▸ Direction: Leave out the pictures and reproduce all of the data exactly.

▸ Exercise inputs:
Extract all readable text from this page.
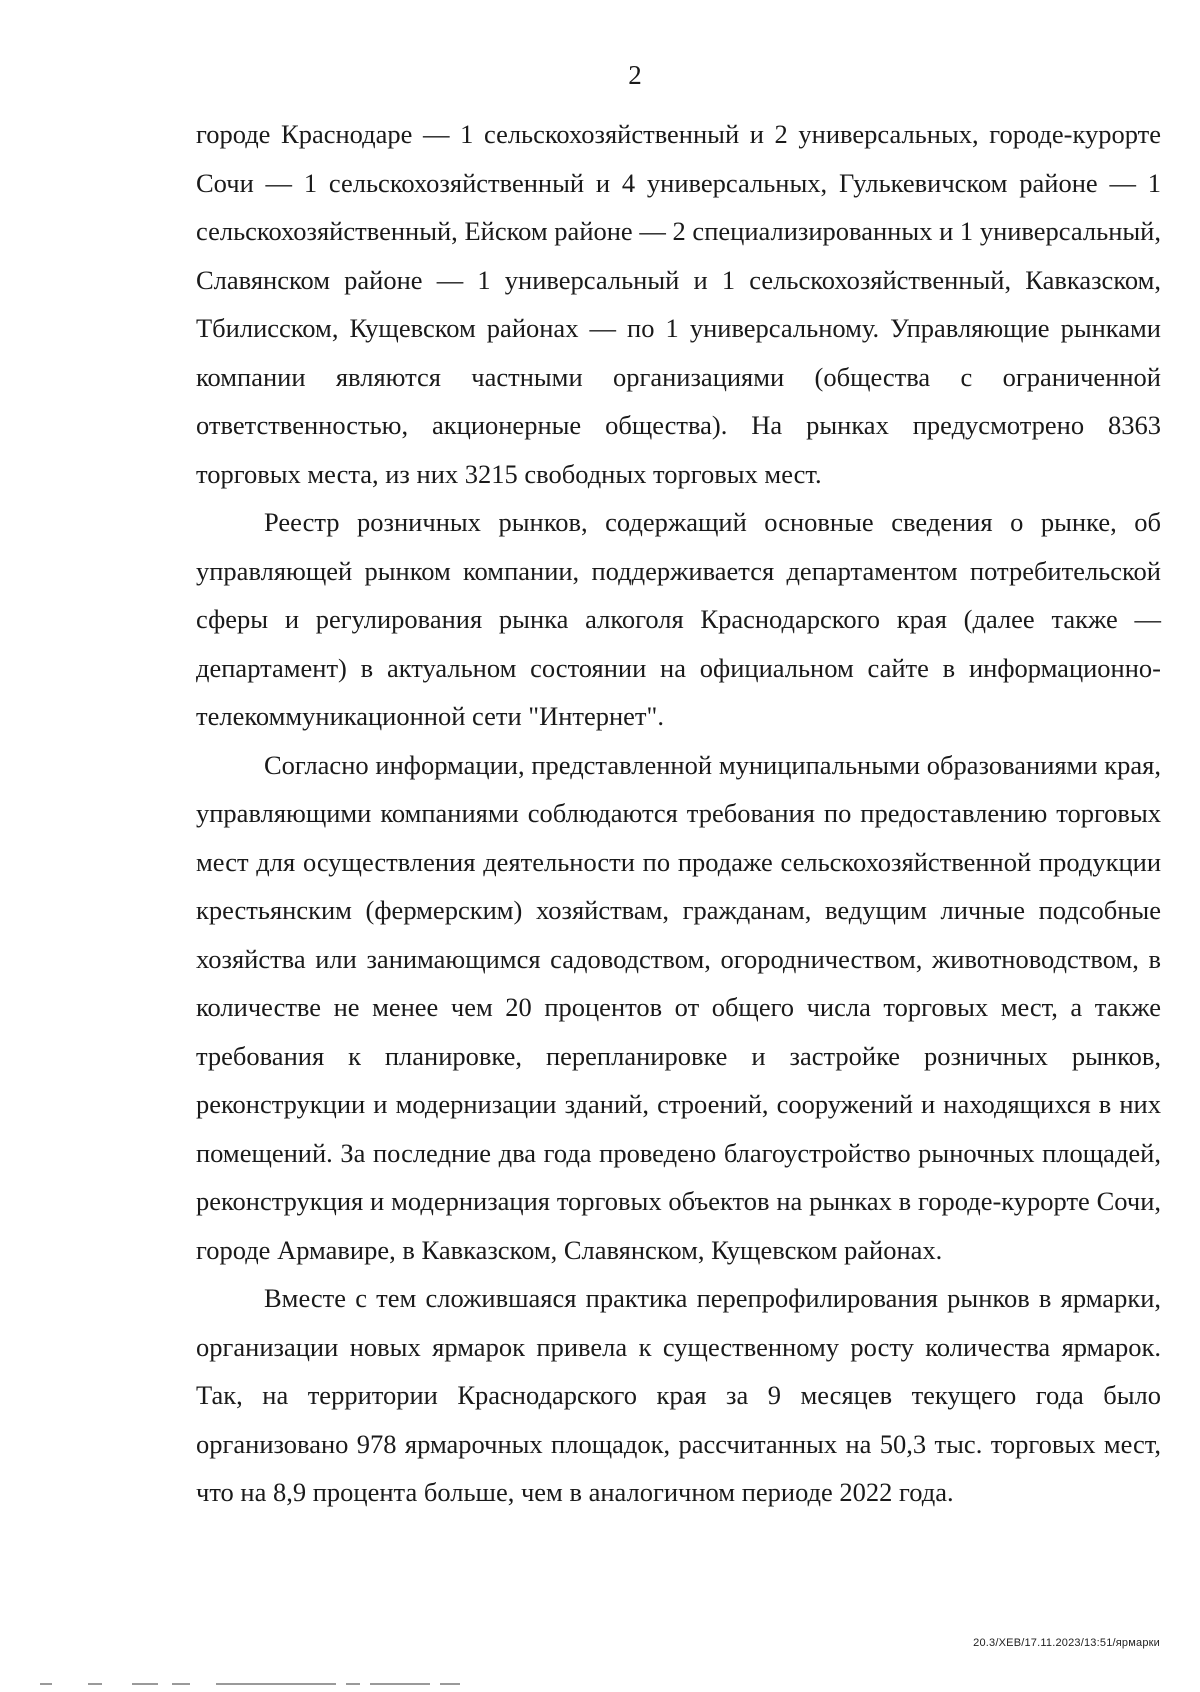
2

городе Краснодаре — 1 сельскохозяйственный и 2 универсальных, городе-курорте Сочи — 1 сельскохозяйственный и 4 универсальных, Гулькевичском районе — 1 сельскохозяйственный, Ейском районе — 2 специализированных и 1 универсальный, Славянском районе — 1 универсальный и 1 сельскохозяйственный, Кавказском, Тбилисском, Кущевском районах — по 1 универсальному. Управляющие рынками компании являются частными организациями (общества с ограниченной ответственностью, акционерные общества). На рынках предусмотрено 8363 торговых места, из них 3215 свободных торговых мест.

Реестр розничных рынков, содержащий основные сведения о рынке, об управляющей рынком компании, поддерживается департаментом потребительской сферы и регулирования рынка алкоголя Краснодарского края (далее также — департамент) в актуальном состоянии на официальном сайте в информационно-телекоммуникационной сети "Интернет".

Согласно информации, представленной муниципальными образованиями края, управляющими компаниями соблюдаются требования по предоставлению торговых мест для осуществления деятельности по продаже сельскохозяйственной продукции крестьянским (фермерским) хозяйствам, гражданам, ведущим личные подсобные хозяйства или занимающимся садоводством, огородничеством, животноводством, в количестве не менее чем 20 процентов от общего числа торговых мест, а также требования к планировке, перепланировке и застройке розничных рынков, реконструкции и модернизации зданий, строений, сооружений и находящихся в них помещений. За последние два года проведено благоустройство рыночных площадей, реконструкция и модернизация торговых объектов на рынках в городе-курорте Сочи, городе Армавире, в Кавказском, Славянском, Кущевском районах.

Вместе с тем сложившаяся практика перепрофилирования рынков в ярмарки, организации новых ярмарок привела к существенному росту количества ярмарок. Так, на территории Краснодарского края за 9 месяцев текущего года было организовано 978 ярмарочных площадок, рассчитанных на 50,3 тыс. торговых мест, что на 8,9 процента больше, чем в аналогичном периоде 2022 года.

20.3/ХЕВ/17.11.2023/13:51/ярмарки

▸ The output:
Extract all readable text from this page.
2

городе Краснодаре — 1 сельскохозяйственный и 2 универсальных, городе-курорте Сочи — 1 сельскохозяйственный и 4 универсальных, Гулькевичском районе — 1 сельскохозяйственный, Ейском районе — 2 специализированных и 1 универсальный, Славянском районе — 1 универсальный и 1 сельскохозяйственный, Кавказском, Тбилисском, Кущевском районах — по 1 универсальному. Управляющие рынками компании являются частными организациями (общества с ограниченной ответственностью, акционерные общества). На рынках предусмотрено 8363 торговых места, из них 3215 свободных торговых мест.

Реестр розничных рынков, содержащий основные сведения о рынке, об управляющей рынком компании, поддерживается департаментом потребительской сферы и регулирования рынка алкоголя Краснодарского края (далее также — департамент) в актуальном состоянии на официальном сайте в информационно-телекоммуникационной сети "Интернет".

Согласно информации, представленной муниципальными образованиями края, управляющими компаниями соблюдаются требования по предоставлению торговых мест для осуществления деятельности по продаже сельскохозяйственной продукции крестьянским (фермерским) хозяйствам, гражданам, ведущим личные подсобные хозяйства или занимающимся садоводством, огородничеством, животноводством, в количестве не менее чем 20 процентов от общего числа торговых мест, а также требования к планировке, перепланировке и застройке розничных рынков, реконструкции и модернизации зданий, строений, сооружений и находящихся в них помещений. За последние два года проведено благоустройство рыночных площадей, реконструкция и модернизация торговых объектов на рынках в городе-курорте Сочи, городе Армавире, в Кавказском, Славянском, Кущевском районах.

Вместе с тем сложившаяся практика перепрофилирования рынков в ярмарки, организации новых ярмарок привела к существенному росту количества ярмарок. Так, на территории Краснодарского края за 9 месяцев текущего года было организовано 978 ярмарочных площадок, рассчитанных на 50,3 тыс. торговых мест, что на 8,9 процента больше, чем в аналогичном периоде 2022 года.

20.3/ХЕВ/17.11.2023/13:51/ярмарки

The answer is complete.